**Work required:**
Reproduce the records below exactly as they appear.

Stored records

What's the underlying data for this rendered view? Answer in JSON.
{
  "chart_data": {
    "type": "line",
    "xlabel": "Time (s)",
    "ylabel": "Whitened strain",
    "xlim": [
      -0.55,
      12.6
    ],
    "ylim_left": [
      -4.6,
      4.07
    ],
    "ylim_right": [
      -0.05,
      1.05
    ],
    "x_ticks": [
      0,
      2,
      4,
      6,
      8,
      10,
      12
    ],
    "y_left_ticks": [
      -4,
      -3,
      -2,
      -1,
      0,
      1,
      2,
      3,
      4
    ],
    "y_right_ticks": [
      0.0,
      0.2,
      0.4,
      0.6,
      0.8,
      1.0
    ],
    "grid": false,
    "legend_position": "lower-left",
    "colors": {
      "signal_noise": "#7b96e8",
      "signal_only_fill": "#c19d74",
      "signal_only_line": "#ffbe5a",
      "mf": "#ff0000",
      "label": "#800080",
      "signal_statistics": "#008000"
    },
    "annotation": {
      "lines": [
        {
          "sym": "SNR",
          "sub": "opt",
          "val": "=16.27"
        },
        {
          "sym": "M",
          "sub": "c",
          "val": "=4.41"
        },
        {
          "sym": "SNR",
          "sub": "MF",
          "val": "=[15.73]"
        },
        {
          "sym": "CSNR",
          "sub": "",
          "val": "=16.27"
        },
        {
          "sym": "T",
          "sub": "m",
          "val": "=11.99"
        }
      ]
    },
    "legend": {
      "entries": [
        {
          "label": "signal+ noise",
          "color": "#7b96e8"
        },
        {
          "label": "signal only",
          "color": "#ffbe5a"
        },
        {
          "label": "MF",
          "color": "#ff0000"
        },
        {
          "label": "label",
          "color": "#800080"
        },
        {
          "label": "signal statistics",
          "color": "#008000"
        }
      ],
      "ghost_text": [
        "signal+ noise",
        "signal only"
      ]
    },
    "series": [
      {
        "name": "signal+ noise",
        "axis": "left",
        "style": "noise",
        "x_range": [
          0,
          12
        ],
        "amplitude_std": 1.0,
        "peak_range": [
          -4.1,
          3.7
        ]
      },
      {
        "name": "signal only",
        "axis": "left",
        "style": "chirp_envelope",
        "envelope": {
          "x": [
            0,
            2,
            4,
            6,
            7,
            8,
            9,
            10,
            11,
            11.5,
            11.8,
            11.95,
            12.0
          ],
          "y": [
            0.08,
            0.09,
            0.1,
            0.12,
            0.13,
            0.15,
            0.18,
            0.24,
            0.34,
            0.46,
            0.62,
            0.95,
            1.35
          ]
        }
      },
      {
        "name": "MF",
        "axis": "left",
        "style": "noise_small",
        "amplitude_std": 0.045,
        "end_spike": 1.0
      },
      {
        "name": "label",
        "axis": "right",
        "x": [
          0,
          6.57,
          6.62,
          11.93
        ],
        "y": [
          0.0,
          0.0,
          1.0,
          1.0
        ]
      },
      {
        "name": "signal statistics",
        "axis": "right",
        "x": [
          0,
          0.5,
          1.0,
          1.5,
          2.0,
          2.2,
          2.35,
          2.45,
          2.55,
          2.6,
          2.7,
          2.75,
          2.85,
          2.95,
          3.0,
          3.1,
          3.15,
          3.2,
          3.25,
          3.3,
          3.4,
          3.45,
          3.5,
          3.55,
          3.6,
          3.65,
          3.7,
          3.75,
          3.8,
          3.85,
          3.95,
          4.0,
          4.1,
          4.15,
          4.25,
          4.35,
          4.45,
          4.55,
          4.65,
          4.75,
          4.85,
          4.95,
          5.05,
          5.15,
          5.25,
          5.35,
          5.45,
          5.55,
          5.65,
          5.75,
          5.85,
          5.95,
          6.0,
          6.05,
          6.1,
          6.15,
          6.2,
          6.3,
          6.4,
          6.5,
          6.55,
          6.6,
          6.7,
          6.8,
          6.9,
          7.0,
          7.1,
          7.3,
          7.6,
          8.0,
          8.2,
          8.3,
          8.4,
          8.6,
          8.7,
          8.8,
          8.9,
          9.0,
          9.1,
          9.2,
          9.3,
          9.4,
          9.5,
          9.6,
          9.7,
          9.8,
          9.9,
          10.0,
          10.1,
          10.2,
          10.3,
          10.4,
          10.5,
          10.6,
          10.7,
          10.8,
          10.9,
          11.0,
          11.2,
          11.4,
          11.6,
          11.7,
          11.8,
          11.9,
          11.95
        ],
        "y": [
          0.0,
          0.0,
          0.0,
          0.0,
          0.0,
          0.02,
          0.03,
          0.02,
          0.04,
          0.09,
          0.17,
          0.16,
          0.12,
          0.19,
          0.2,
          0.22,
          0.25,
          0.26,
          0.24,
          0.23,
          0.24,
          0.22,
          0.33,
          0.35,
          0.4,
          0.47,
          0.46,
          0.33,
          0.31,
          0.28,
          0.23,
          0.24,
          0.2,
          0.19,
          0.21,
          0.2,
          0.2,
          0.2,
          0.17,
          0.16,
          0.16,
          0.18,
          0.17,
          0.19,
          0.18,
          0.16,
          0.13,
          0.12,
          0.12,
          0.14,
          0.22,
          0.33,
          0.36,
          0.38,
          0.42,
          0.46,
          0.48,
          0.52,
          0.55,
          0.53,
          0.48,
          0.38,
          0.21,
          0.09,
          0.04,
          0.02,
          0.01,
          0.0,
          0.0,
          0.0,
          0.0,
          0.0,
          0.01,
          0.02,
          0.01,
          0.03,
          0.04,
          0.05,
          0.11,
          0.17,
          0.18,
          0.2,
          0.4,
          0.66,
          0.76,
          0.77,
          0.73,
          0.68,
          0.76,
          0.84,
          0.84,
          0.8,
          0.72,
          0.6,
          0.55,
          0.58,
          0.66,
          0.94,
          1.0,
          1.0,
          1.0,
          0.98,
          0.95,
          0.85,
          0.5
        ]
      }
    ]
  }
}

**Solution to this problem:**
What's the underlying data for this rendered view? Answer in JSON.
{
  "chart_data": {
    "type": "line",
    "xlabel": "Time (s)",
    "ylabel": "Whitened strain",
    "xlim": [
      -0.55,
      12.6
    ],
    "ylim_left": [
      -4.6,
      4.07
    ],
    "ylim_right": [
      -0.05,
      1.05
    ],
    "x_ticks": [
      0,
      2,
      4,
      6,
      8,
      10,
      12
    ],
    "y_left_ticks": [
      -4,
      -3,
      -2,
      -1,
      0,
      1,
      2,
      3,
      4
    ],
    "y_right_ticks": [
      0.0,
      0.2,
      0.4,
      0.6,
      0.8,
      1.0
    ],
    "grid": false,
    "legend_position": "lower-left",
    "colors": {
      "signal_noise": "#7b96e8",
      "signal_only_fill": "#c19d74",
      "signal_only_line": "#ffbe5a",
      "mf": "#ff0000",
      "label": "#800080",
      "signal_statistics": "#008000"
    },
    "annotation": {
      "lines": [
        {
          "sym": "SNR",
          "sub": "opt",
          "val": "=16.27"
        },
        {
          "sym": "M",
          "sub": "c",
          "val": "=4.41"
        },
        {
          "sym": "SNR",
          "sub": "MF",
          "val": "=[15.73]"
        },
        {
          "sym": "CSNR",
          "sub": "",
          "val": "=16.27"
        },
        {
          "sym": "T",
          "sub": "m",
          "val": "=11.99"
        }
      ]
    },
    "legend": {
      "entries": [
        {
          "label": "signal+ noise",
          "color": "#7b96e8"
        },
        {
          "label": "signal only",
          "color": "#ffbe5a"
        },
        {
          "label": "MF",
          "color": "#ff0000"
        },
        {
          "label": "label",
          "color": "#800080"
        },
        {
          "label": "signal statistics",
          "color": "#008000"
        }
      ],
      "ghost_text": [
        "signal+ noise",
        "signal only"
      ]
    },
    "series": [
      {
        "name": "signal+ noise",
        "axis": "left",
        "style": "noise",
        "x_range": [
          0,
          12
        ],
        "amplitude_std": 1.0,
        "peak_range": [
          -4.1,
          3.7
        ]
      },
      {
        "name": "signal only",
        "axis": "left",
        "style": "chirp_envelope",
        "envelope": {
          "x": [
            0,
            2,
            4,
            6,
            7,
            8,
            9,
            10,
            11,
            11.5,
            11.8,
            11.95,
            12.0
          ],
          "y": [
            0.08,
            0.09,
            0.1,
            0.12,
            0.13,
            0.15,
            0.18,
            0.24,
            0.34,
            0.46,
            0.62,
            0.95,
            1.35
          ]
        }
      },
      {
        "name": "MF",
        "axis": "left",
        "style": "noise_small",
        "amplitude_std": 0.045,
        "end_spike": 1.0
      },
      {
        "name": "label",
        "axis": "right",
        "x": [
          0,
          6.57,
          6.62,
          11.93
        ],
        "y": [
          0.0,
          0.0,
          1.0,
          1.0
        ]
      },
      {
        "name": "signal statistics",
        "axis": "right",
        "x": [
          0,
          0.5,
          1.0,
          1.5,
          2.0,
          2.2,
          2.35,
          2.45,
          2.55,
          2.6,
          2.7,
          2.75,
          2.85,
          2.95,
          3.0,
          3.1,
          3.15,
          3.2,
          3.25,
          3.3,
          3.4,
          3.45,
          3.5,
          3.55,
          3.6,
          3.65,
          3.7,
          3.75,
          3.8,
          3.85,
          3.95,
          4.0,
          4.1,
          4.15,
          4.25,
          4.35,
          4.45,
          4.55,
          4.65,
          4.75,
          4.85,
          4.95,
          5.05,
          5.15,
          5.25,
          5.35,
          5.45,
          5.55,
          5.65,
          5.75,
          5.85,
          5.95,
          6.0,
          6.05,
          6.1,
          6.15,
          6.2,
          6.3,
          6.4,
          6.5,
          6.55,
          6.6,
          6.7,
          6.8,
          6.9,
          7.0,
          7.1,
          7.3,
          7.6,
          8.0,
          8.2,
          8.3,
          8.4,
          8.6,
          8.7,
          8.8,
          8.9,
          9.0,
          9.1,
          9.2,
          9.3,
          9.4,
          9.5,
          9.6,
          9.7,
          9.8,
          9.9,
          10.0,
          10.1,
          10.2,
          10.3,
          10.4,
          10.5,
          10.6,
          10.7,
          10.8,
          10.9,
          11.0,
          11.2,
          11.4,
          11.6,
          11.7,
          11.8,
          11.9,
          11.95
        ],
        "y": [
          0.0,
          0.0,
          0.0,
          0.0,
          0.0,
          0.02,
          0.03,
          0.02,
          0.04,
          0.09,
          0.17,
          0.16,
          0.12,
          0.19,
          0.2,
          0.22,
          0.25,
          0.26,
          0.24,
          0.23,
          0.24,
          0.22,
          0.33,
          0.35,
          0.4,
          0.47,
          0.46,
          0.33,
          0.31,
          0.28,
          0.23,
          0.24,
          0.2,
          0.19,
          0.21,
          0.2,
          0.2,
          0.2,
          0.17,
          0.16,
          0.16,
          0.18,
          0.17,
          0.19,
          0.18,
          0.16,
          0.13,
          0.12,
          0.12,
          0.14,
          0.22,
          0.33,
          0.36,
          0.38,
          0.42,
          0.46,
          0.48,
          0.52,
          0.55,
          0.53,
          0.48,
          0.38,
          0.21,
          0.09,
          0.04,
          0.02,
          0.01,
          0.0,
          0.0,
          0.0,
          0.0,
          0.0,
          0.01,
          0.02,
          0.01,
          0.03,
          0.04,
          0.05,
          0.11,
          0.17,
          0.18,
          0.2,
          0.4,
          0.66,
          0.76,
          0.77,
          0.73,
          0.68,
          0.76,
          0.84,
          0.84,
          0.8,
          0.72,
          0.6,
          0.55,
          0.58,
          0.66,
          0.94,
          1.0,
          1.0,
          1.0,
          0.98,
          0.95,
          0.85,
          0.5
        ]
      }
    ]
  }
}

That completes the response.